Directions: Every line in the listing is to be echoed verbatim.
## Start Data lines
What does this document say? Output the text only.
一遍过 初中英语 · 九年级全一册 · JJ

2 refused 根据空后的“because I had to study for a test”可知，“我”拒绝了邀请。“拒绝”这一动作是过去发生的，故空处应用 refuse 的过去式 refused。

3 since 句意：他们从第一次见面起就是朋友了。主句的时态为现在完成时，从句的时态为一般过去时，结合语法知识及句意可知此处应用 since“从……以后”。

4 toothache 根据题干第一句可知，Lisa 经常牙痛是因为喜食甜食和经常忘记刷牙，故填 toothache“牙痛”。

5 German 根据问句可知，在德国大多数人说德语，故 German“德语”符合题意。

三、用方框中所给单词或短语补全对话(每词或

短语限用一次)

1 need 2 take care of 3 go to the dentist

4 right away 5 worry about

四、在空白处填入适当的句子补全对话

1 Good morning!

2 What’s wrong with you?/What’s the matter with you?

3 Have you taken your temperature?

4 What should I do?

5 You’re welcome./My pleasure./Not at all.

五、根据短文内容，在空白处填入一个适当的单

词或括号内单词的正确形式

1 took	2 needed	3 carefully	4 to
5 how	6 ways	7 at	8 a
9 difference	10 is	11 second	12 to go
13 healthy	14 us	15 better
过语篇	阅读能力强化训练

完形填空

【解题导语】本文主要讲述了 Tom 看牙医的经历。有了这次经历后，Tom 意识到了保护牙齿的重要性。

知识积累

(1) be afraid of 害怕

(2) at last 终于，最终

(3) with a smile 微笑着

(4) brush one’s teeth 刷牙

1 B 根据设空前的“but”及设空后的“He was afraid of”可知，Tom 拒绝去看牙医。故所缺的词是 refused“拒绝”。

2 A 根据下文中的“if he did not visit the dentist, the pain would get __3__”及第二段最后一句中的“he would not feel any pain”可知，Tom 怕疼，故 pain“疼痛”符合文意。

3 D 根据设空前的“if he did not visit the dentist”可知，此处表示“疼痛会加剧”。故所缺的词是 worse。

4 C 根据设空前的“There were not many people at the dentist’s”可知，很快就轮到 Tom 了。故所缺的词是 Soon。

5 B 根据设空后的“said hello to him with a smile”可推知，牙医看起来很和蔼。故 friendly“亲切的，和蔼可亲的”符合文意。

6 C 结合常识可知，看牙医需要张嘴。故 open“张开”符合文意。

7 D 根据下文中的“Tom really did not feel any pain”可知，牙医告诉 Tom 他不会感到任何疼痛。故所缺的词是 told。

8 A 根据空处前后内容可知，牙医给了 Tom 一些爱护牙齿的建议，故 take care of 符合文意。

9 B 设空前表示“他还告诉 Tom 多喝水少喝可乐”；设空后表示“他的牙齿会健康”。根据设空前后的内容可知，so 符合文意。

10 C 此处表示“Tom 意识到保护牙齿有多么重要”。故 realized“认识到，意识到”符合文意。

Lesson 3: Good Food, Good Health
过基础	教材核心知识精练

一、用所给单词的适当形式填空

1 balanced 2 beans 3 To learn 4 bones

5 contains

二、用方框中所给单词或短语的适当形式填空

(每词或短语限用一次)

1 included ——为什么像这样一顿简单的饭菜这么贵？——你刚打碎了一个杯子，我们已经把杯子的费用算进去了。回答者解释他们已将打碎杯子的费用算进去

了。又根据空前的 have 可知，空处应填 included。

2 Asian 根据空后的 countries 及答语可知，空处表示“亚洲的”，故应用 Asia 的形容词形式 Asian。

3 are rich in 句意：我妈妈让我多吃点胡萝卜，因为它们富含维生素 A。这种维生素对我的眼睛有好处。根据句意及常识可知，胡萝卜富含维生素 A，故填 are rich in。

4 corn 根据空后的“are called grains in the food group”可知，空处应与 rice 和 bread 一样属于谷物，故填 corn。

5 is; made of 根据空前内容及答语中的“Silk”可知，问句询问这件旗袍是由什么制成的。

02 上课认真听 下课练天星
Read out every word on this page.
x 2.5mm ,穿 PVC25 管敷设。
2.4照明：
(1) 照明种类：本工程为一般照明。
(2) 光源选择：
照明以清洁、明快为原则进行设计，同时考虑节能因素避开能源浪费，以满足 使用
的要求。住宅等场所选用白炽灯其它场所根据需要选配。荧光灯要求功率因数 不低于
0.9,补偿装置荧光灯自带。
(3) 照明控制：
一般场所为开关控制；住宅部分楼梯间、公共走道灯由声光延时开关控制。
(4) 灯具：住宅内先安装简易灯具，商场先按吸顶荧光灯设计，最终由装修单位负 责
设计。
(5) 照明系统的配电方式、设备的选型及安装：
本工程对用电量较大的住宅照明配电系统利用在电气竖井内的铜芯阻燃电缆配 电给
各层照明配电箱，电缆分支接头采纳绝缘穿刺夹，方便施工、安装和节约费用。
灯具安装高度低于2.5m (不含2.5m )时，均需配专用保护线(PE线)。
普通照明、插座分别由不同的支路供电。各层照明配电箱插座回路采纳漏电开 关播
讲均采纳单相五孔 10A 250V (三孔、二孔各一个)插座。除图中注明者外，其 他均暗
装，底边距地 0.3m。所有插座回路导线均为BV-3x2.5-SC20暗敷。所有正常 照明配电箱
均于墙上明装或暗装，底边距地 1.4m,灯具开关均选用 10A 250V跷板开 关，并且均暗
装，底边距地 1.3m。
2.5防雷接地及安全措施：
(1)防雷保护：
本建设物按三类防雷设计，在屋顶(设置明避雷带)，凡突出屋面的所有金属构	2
## End Data lines
Task output:
What does this document say? Output the text only.
一遍过 初中英语 · 九年级全一册 · JJ

2 refused 根据空后的“because I had to study for a test”可知，“我”拒绝了邀请。“拒绝”这一动作是过去发生的，故空处应用 refuse 的过去式 refused。

3 since 句意：他们从第一次见面起就是朋友了。主句的时态为现在完成时，从句的时态为一般过去时，结合语法知识及句意可知此处应用 since“从……以后”。

4 toothache 根据题干第一句可知，Lisa 经常牙痛是因为喜食甜食和经常忘记刷牙，故填 toothache“牙痛”。

5 German 根据问句可知，在德国大多数人说德语，故 German“德语”符合题意。

三、用方框中所给单词或短语补全对话(每词或

短语限用一次)

1 need 2 take care of 3 go to the dentist

4 right away 5 worry about

四、在空白处填入适当的句子补全对话

1 Good morning!

2 What’s wrong with you?/What’s the matter with you?

3 Have you taken your temperature?

4 What should I do?

5 You’re welcome./My pleasure./Not at all.

五、根据短文内容，在空白处填入一个适当的单

词或括号内单词的正确形式

1 took	2 needed	3 carefully	4 to
5 how	6 ways	7 at	8 a
9 difference	10 is	11 second	12 to go
13 healthy	14 us	15 better
过语篇	阅读能力强化训练

完形填空

【解题导语】本文主要讲述了 Tom 看牙医的经历。有了这次经历后，Tom 意识到了保护牙齿的重要性。

知识积累

(1) be afraid of 害怕

(2) at last 终于，最终

(3) with a smile 微笑着

(4) brush one’s teeth 刷牙

1 B 根据设空前的“but”及设空后的“He was afraid of”可知，Tom 拒绝去看牙医。故所缺的词是 refused“拒绝”。

2 A 根据下文中的“if he did not visit the dentist, the pain would get __3__”及第二段最后一句中的“he would not feel any pain”可知，Tom 怕疼，故 pain“疼痛”符合文意。

3 D 根据设空前的“if he did not visit the dentist”可知，此处表示“疼痛会加剧”。故所缺的词是 worse。

4 C 根据设空前的“There were not many people at the dentist’s”可知，很快就轮到 Tom 了。故所缺的词是 Soon。

5 B 根据设空后的“said hello to him with a smile”可推知，牙医看起来很和蔼。故 friendly“亲切的，和蔼可亲的”符合文意。

6 C 结合常识可知，看牙医需要张嘴。故 open“张开”符合文意。

7 D 根据下文中的“Tom really did not feel any pain”可知，牙医告诉 Tom 他不会感到任何疼痛。故所缺的词是 told。

8 A 根据空处前后内容可知，牙医给了 Tom 一些爱护牙齿的建议，故 take care of 符合文意。

9 B 设空前表示“他还告诉 Tom 多喝水少喝可乐”；设空后表示“他的牙齿会健康”。根据设空前后的内容可知，so 符合文意。

10 C 此处表示“Tom 意识到保护牙齿有多么重要”。故 realized“认识到，意识到”符合文意。

Lesson 3: Good Food, Good Health
过基础	教材核心知识精练

一、用所给单词的适当形式填空

1 balanced 2 beans 3 To learn 4 bones

5 contains

二、用方框中所给单词或短语的适当形式填空

(每词或短语限用一次)

1 included ——为什么像这样一顿简单的饭菜这么贵？——你刚打碎了一个杯子，我们已经把杯子的费用算进去了。回答者解释他们已将打碎杯子的费用算进去

了。又根据空前的 have 可知，空处应填 included。

2 Asian 根据空后的 countries 及答语可知，空处表示“亚洲的”，故应用 Asia 的形容词形式 Asian。

3 are rich in 句意：我妈妈让我多吃点胡萝卜，因为它们富含维生素 A。这种维生素对我的眼睛有好处。根据句意及常识可知，胡萝卜富含维生素 A，故填 are rich in。

4 corn 根据空后的“are called grains in the food group”可知，空处应与 rice 和 bread 一样属于谷物，故填 corn。

5 is; made of 根据空前内容及答语中的“Silk”可知，问句询问这件旗袍是由什么制成的。

02 上课认真听 下课练天星
Read out every word on this page.
x 2.5mm ,穿 PVC25 管敷设。
2.4照明：
(1) 照明种类：本工程为一般照明。
(2) 光源选择：
照明以清洁、明快为原则进行设计，同时考虑节能因素避开能源浪费，以满足 使用
的要求。住宅等场所选用白炽灯其它场所根据需要选配。荧光灯要求功率因数 不低于
0.9,补偿装置荧光灯自带。
(3) 照明控制：
一般场所为开关控制；住宅部分楼梯间、公共走道灯由声光延时开关控制。
(4) 灯具：住宅内先安装简易灯具，商场先按吸顶荧光灯设计，最终由装修单位负 责
设计。
(5) 照明系统的配电方式、设备的选型及安装：
本工程对用电量较大的住宅照明配电系统利用在电气竖井内的铜芯阻燃电缆配 电给
各层照明配电箱，电缆分支接头采纳绝缘穿刺夹，方便施工、安装和节约费用。
灯具安装高度低于2.5m (不含2.5m )时，均需配专用保护线(PE线)。
普通照明、插座分别由不同的支路供电。各层照明配电箱插座回路采纳漏电开 关播
讲均采纳单相五孔 10A 250V (三孔、二孔各一个)插座。除图中注明者外，其 他均暗
装，底边距地 0.3m。所有插座回路导线均为BV-3x2.5-SC20暗敷。所有正常 照明配电箱
均于墙上明装或暗装，底边距地 1.4m,灯具开关均选用 10A 250V跷板开 关，并且均暗
装，底边距地 1.3m。
2.5防雷接地及安全措施：
(1)防雷保护：
本建设物按三类防雷设计，在屋顶(设置明避雷带)，凡突出屋面的所有金属构	2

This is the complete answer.